#### Instruction
Write out the listing in full, matching it word for word.

#### Data lines

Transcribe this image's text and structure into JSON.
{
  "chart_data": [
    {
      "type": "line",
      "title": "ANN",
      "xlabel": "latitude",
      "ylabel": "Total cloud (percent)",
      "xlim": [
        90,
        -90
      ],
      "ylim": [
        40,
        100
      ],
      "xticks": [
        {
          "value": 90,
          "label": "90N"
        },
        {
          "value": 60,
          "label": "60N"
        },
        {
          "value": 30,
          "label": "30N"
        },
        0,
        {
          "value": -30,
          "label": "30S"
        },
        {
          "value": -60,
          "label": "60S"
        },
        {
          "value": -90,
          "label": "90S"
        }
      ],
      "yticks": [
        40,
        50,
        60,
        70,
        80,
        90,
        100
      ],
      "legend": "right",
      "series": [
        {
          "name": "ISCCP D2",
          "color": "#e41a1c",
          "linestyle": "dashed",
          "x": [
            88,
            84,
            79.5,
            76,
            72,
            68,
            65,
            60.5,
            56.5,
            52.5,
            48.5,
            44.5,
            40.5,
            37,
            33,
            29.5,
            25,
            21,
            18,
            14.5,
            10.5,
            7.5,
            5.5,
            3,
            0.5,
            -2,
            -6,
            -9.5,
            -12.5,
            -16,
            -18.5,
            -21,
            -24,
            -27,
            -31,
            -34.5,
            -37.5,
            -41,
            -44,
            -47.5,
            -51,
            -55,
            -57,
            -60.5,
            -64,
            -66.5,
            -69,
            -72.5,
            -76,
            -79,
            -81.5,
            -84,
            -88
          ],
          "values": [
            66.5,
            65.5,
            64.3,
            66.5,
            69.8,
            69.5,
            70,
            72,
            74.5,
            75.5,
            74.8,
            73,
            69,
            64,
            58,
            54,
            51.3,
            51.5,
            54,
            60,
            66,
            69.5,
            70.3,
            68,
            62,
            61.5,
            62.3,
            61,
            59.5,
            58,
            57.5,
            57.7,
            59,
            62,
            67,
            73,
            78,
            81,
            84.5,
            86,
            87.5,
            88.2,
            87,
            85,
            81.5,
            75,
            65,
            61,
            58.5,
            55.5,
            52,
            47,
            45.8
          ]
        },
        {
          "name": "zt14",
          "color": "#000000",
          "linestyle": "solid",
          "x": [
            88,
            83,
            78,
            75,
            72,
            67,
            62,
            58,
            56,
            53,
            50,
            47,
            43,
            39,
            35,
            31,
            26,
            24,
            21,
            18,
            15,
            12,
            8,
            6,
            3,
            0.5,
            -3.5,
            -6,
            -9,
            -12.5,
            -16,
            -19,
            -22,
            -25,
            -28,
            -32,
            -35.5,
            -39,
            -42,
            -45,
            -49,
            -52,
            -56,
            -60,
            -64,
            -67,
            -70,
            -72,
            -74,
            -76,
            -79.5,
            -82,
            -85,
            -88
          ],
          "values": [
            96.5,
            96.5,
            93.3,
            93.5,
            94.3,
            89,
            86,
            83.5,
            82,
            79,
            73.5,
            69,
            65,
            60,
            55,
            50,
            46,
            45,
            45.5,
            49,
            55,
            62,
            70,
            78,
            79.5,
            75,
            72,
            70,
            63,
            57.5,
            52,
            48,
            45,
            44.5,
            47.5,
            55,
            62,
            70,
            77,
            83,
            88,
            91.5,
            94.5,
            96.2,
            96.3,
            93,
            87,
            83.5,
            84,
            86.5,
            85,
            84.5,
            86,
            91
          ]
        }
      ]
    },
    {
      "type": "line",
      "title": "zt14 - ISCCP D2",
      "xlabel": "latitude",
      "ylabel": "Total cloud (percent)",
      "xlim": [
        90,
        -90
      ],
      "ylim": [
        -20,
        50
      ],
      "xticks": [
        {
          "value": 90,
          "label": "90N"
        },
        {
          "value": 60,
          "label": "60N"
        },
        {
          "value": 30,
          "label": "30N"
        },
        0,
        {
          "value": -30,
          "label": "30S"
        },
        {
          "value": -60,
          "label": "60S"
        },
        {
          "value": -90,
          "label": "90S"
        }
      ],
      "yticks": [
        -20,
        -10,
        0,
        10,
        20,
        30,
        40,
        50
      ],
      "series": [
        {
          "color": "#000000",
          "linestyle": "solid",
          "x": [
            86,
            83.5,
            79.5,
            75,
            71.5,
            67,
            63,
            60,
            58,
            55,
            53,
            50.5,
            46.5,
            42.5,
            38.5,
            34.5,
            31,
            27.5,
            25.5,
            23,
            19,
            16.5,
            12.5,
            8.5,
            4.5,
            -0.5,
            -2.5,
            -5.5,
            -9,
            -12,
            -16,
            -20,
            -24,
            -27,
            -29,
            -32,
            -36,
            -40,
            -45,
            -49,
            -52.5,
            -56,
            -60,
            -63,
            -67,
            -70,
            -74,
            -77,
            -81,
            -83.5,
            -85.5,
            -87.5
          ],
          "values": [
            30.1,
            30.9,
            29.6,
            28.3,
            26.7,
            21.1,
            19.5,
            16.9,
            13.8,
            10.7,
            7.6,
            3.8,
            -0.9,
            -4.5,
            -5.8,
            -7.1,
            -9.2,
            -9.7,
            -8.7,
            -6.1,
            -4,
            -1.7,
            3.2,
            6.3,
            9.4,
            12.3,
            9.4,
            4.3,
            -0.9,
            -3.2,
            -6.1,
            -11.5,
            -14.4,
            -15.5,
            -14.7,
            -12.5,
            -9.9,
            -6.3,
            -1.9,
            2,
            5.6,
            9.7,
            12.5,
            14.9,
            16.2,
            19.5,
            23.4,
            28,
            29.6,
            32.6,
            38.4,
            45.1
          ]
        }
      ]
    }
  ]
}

#### Response to the exercise
Transcribe this image's text and structure into JSON.
{
  "chart_data": [
    {
      "type": "line",
      "title": "ANN",
      "xlabel": "latitude",
      "ylabel": "Total cloud (percent)",
      "xlim": [
        90,
        -90
      ],
      "ylim": [
        40,
        100
      ],
      "xticks": [
        {
          "value": 90,
          "label": "90N"
        },
        {
          "value": 60,
          "label": "60N"
        },
        {
          "value": 30,
          "label": "30N"
        },
        0,
        {
          "value": -30,
          "label": "30S"
        },
        {
          "value": -60,
          "label": "60S"
        },
        {
          "value": -90,
          "label": "90S"
        }
      ],
      "yticks": [
        40,
        50,
        60,
        70,
        80,
        90,
        100
      ],
      "legend": "right",
      "series": [
        {
          "name": "ISCCP D2",
          "color": "#e41a1c",
          "linestyle": "dashed",
          "x": [
            88,
            84,
            79.5,
            76,
            72,
            68,
            65,
            60.5,
            56.5,
            52.5,
            48.5,
            44.5,
            40.5,
            37,
            33,
            29.5,
            25,
            21,
            18,
            14.5,
            10.5,
            7.5,
            5.5,
            3,
            0.5,
            -2,
            -6,
            -9.5,
            -12.5,
            -16,
            -18.5,
            -21,
            -24,
            -27,
            -31,
            -34.5,
            -37.5,
            -41,
            -44,
            -47.5,
            -51,
            -55,
            -57,
            -60.5,
            -64,
            -66.5,
            -69,
            -72.5,
            -76,
            -79,
            -81.5,
            -84,
            -88
          ],
          "values": [
            66.5,
            65.5,
            64.3,
            66.5,
            69.8,
            69.5,
            70,
            72,
            74.5,
            75.5,
            74.8,
            73,
            69,
            64,
            58,
            54,
            51.3,
            51.5,
            54,
            60,
            66,
            69.5,
            70.3,
            68,
            62,
            61.5,
            62.3,
            61,
            59.5,
            58,
            57.5,
            57.7,
            59,
            62,
            67,
            73,
            78,
            81,
            84.5,
            86,
            87.5,
            88.2,
            87,
            85,
            81.5,
            75,
            65,
            61,
            58.5,
            55.5,
            52,
            47,
            45.8
          ]
        },
        {
          "name": "zt14",
          "color": "#000000",
          "linestyle": "solid",
          "x": [
            88,
            83,
            78,
            75,
            72,
            67,
            62,
            58,
            56,
            53,
            50,
            47,
            43,
            39,
            35,
            31,
            26,
            24,
            21,
            18,
            15,
            12,
            8,
            6,
            3,
            0.5,
            -3.5,
            -6,
            -9,
            -12.5,
            -16,
            -19,
            -22,
            -25,
            -28,
            -32,
            -35.5,
            -39,
            -42,
            -45,
            -49,
            -52,
            -56,
            -60,
            -64,
            -67,
            -70,
            -72,
            -74,
            -76,
            -79.5,
            -82,
            -85,
            -88
          ],
          "values": [
            96.5,
            96.5,
            93.3,
            93.5,
            94.3,
            89,
            86,
            83.5,
            82,
            79,
            73.5,
            69,
            65,
            60,
            55,
            50,
            46,
            45,
            45.5,
            49,
            55,
            62,
            70,
            78,
            79.5,
            75,
            72,
            70,
            63,
            57.5,
            52,
            48,
            45,
            44.5,
            47.5,
            55,
            62,
            70,
            77,
            83,
            88,
            91.5,
            94.5,
            96.2,
            96.3,
            93,
            87,
            83.5,
            84,
            86.5,
            85,
            84.5,
            86,
            91
          ]
        }
      ]
    },
    {
      "type": "line",
      "title": "zt14 - ISCCP D2",
      "xlabel": "latitude",
      "ylabel": "Total cloud (percent)",
      "xlim": [
        90,
        -90
      ],
      "ylim": [
        -20,
        50
      ],
      "xticks": [
        {
          "value": 90,
          "label": "90N"
        },
        {
          "value": 60,
          "label": "60N"
        },
        {
          "value": 30,
          "label": "30N"
        },
        0,
        {
          "value": -30,
          "label": "30S"
        },
        {
          "value": -60,
          "label": "60S"
        },
        {
          "value": -90,
          "label": "90S"
        }
      ],
      "yticks": [
        -20,
        -10,
        0,
        10,
        20,
        30,
        40,
        50
      ],
      "series": [
        {
          "color": "#000000",
          "linestyle": "solid",
          "x": [
            86,
            83.5,
            79.5,
            75,
            71.5,
            67,
            63,
            60,
            58,
            55,
            53,
            50.5,
            46.5,
            42.5,
            38.5,
            34.5,
            31,
            27.5,
            25.5,
            23,
            19,
            16.5,
            12.5,
            8.5,
            4.5,
            -0.5,
            -2.5,
            -5.5,
            -9,
            -12,
            -16,
            -20,
            -24,
            -27,
            -29,
            -32,
            -36,
            -40,
            -45,
            -49,
            -52.5,
            -56,
            -60,
            -63,
            -67,
            -70,
            -74,
            -77,
            -81,
            -83.5,
            -85.5,
            -87.5
          ],
          "values": [
            30.1,
            30.9,
            29.6,
            28.3,
            26.7,
            21.1,
            19.5,
            16.9,
            13.8,
            10.7,
            7.6,
            3.8,
            -0.9,
            -4.5,
            -5.8,
            -7.1,
            -9.2,
            -9.7,
            -8.7,
            -6.1,
            -4,
            -1.7,
            3.2,
            6.3,
            9.4,
            12.3,
            9.4,
            4.3,
            -0.9,
            -3.2,
            -6.1,
            -11.5,
            -14.4,
            -15.5,
            -14.7,
            -12.5,
            -9.9,
            -6.3,
            -1.9,
            2,
            5.6,
            9.7,
            12.5,
            14.9,
            16.2,
            19.5,
            23.4,
            28,
            29.6,
            32.6,
            38.4,
            45.1
          ]
        }
      ]
    }
  ]
}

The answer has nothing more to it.